• **To do**: Locate every line in the listing below that contains the word "Longwave", and copy each of those lines.
##### Data provided
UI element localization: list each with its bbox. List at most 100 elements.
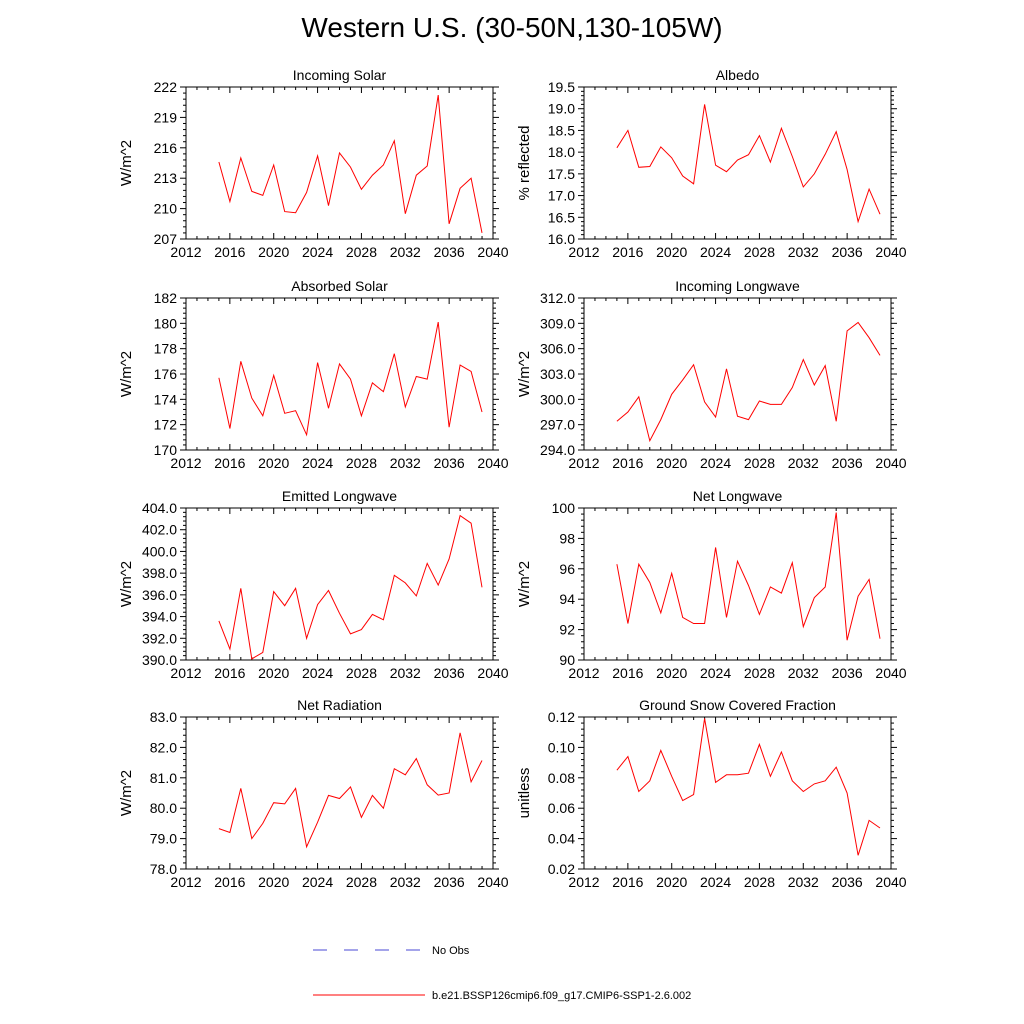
x-tick-label: 2020 [258, 455, 289, 471]
y-tick-label: 300.0 [540, 391, 575, 407]
panel-title: Absorbed Solar [291, 278, 388, 294]
x-tick-label: 2024 [302, 874, 333, 890]
y-tick-label: 392.0 [142, 630, 177, 646]
y-tick-label: 222 [154, 79, 178, 95]
chart-panel-4: Incoming Longwave W/m^2 2012 2016 2020 2024 20… [516, 278, 907, 471]
y-tick-label: 390.0 [142, 652, 177, 668]
y-axis-label: W/m^2 [118, 351, 135, 397]
y-tick-label: 207 [154, 231, 178, 247]
x-tick-label: 2012 [170, 455, 201, 471]
plot-frame [583, 716, 892, 870]
y-tick-label: 309.0 [540, 315, 575, 331]
x-tick-label: 2020 [258, 874, 289, 890]
x-tick-label: 2028 [346, 665, 377, 681]
x-tick-label: 2012 [568, 244, 599, 260]
y-tick-label: 92 [559, 622, 575, 638]
x-tick-label: 2016 [612, 244, 643, 260]
x-tick-label: 2016 [214, 665, 245, 681]
y-axis-label: unitless [516, 768, 533, 819]
plot-frame [185, 297, 494, 451]
y-tick-label: 80.0 [150, 800, 177, 816]
y-tick-label: 81.0 [150, 770, 177, 786]
y-axis-label: W/m^2 [118, 140, 135, 186]
x-tick-label: 2032 [788, 665, 819, 681]
x-tick-label: 2040 [477, 874, 508, 890]
y-tick-label: 182 [154, 290, 178, 306]
x-tick-label: 2020 [656, 455, 687, 471]
y-tick-label: 0.04 [548, 831, 575, 847]
x-tick-label: 2032 [390, 874, 421, 890]
panel-title: Net Radiation [297, 697, 382, 713]
chart-panel-5: Emitted Longwave W/m^2 2012 2016 2020 2024 202… [118, 488, 509, 681]
x-tick-label: 2020 [258, 244, 289, 260]
x-tick-label: 2020 [656, 874, 687, 890]
x-tick-label: 2036 [832, 244, 863, 260]
y-tick-label: 17.0 [548, 188, 575, 204]
y-tick-label: 176 [154, 366, 178, 382]
x-tick-label: 2016 [214, 244, 245, 260]
panel-title: Net Longwave [693, 488, 783, 504]
y-tick-label: 82.0 [150, 739, 177, 755]
series-line [218, 322, 483, 437]
y-tick-label: 394.0 [142, 609, 177, 625]
y-tick-label: 0.12 [548, 709, 575, 725]
x-tick-label: 2040 [477, 244, 508, 260]
x-tick-label: 2028 [346, 455, 377, 471]
x-tick-label: 2036 [434, 874, 465, 890]
y-tick-label: 78.0 [150, 861, 177, 877]
series-line [616, 321, 881, 443]
panel-title: Incoming Longwave [675, 278, 800, 294]
y-axis-label: % reflected [516, 125, 533, 200]
x-tick-label: 2016 [214, 874, 245, 890]
chart-panel-2: Albedo % reflected 2012 2016 2020 2024 2028 203… [516, 67, 907, 260]
y-tick-label: 404.0 [142, 500, 177, 516]
y-tick-label: 18.0 [548, 144, 575, 160]
series-line [218, 732, 483, 849]
chart-panel-8: Ground Snow Covered Fraction unitless 2012… [516, 697, 907, 890]
y-tick-label: 94 [559, 591, 575, 607]
figure-title: Western U.S. (30-50N,130-105W) [301, 12, 723, 43]
y-tick-label: 0.06 [548, 800, 575, 816]
x-tick-label: 2016 [612, 874, 643, 890]
panel-title: Ground Snow Covered Fraction [639, 697, 836, 713]
plot-frame [583, 507, 892, 661]
y-tick-label: 219 [154, 109, 178, 125]
y-tick-label: 303.0 [540, 366, 575, 382]
x-tick-label: 2028 [346, 244, 377, 260]
x-tick-label: 2032 [390, 665, 421, 681]
x-tick-label: 2032 [788, 244, 819, 260]
chart-panel-1: Incoming Solar W/m^2 2012 2016 2020 2024 2028 2… [118, 67, 509, 260]
x-tick-label: 2036 [434, 665, 465, 681]
x-tick-label: 2036 [434, 455, 465, 471]
y-tick-label: 0.10 [548, 739, 575, 755]
y-tick-label: 312.0 [540, 290, 575, 306]
x-tick-label: 2032 [788, 874, 819, 890]
x-tick-label: 2024 [700, 244, 731, 260]
y-tick-label: 0.08 [548, 770, 575, 786]
y-tick-label: 18.5 [548, 122, 575, 138]
y-tick-label: 98 [559, 530, 575, 546]
panel-title: Albedo [716, 67, 760, 83]
x-tick-label: 2032 [390, 244, 421, 260]
y-tick-label: 398.0 [142, 565, 177, 581]
y-tick-label: 16.5 [548, 209, 575, 225]
x-tick-label: 2016 [214, 455, 245, 471]
y-tick-label: 210 [154, 201, 178, 217]
x-tick-label: 2012 [170, 244, 201, 260]
chart-panel-7: Net Radiation W/m^2 2012 2016 2020 2024 2028 20… [118, 697, 509, 890]
y-tick-label: 17.5 [548, 166, 575, 182]
x-tick-label: 2020 [258, 665, 289, 681]
y-tick-label: 19.0 [548, 101, 575, 117]
series-line [218, 514, 483, 660]
x-tick-label: 2032 [788, 455, 819, 471]
panel-title: Incoming Solar [293, 67, 387, 83]
x-tick-label: 2012 [170, 874, 201, 890]
legend: No Obs b.e21.BSSP126cmip6.f09_g17.CMIP6-S… [313, 945, 691, 1002]
y-tick-label: 180 [154, 315, 178, 331]
legend-label-2: b.e21.BSSP126cmip6.f09_g17.CMIP6-SSP1-2.… [432, 990, 691, 1002]
series-line [616, 512, 881, 641]
legend-label-1: No Obs [432, 945, 470, 957]
series-line [616, 104, 881, 224]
##########
• **Response to this task**:
chart-panel-4: Incoming Longwave W/m^2 2012 2016 2020 2024 20… [516, 278, 907, 471]
chart-panel-5: Emitted Longwave W/m^2 2012 2016 2020 2024 202… [118, 488, 509, 681]
panel-title: Net Longwave [693, 488, 783, 504]
panel-title: Incoming Longwave [675, 278, 800, 294]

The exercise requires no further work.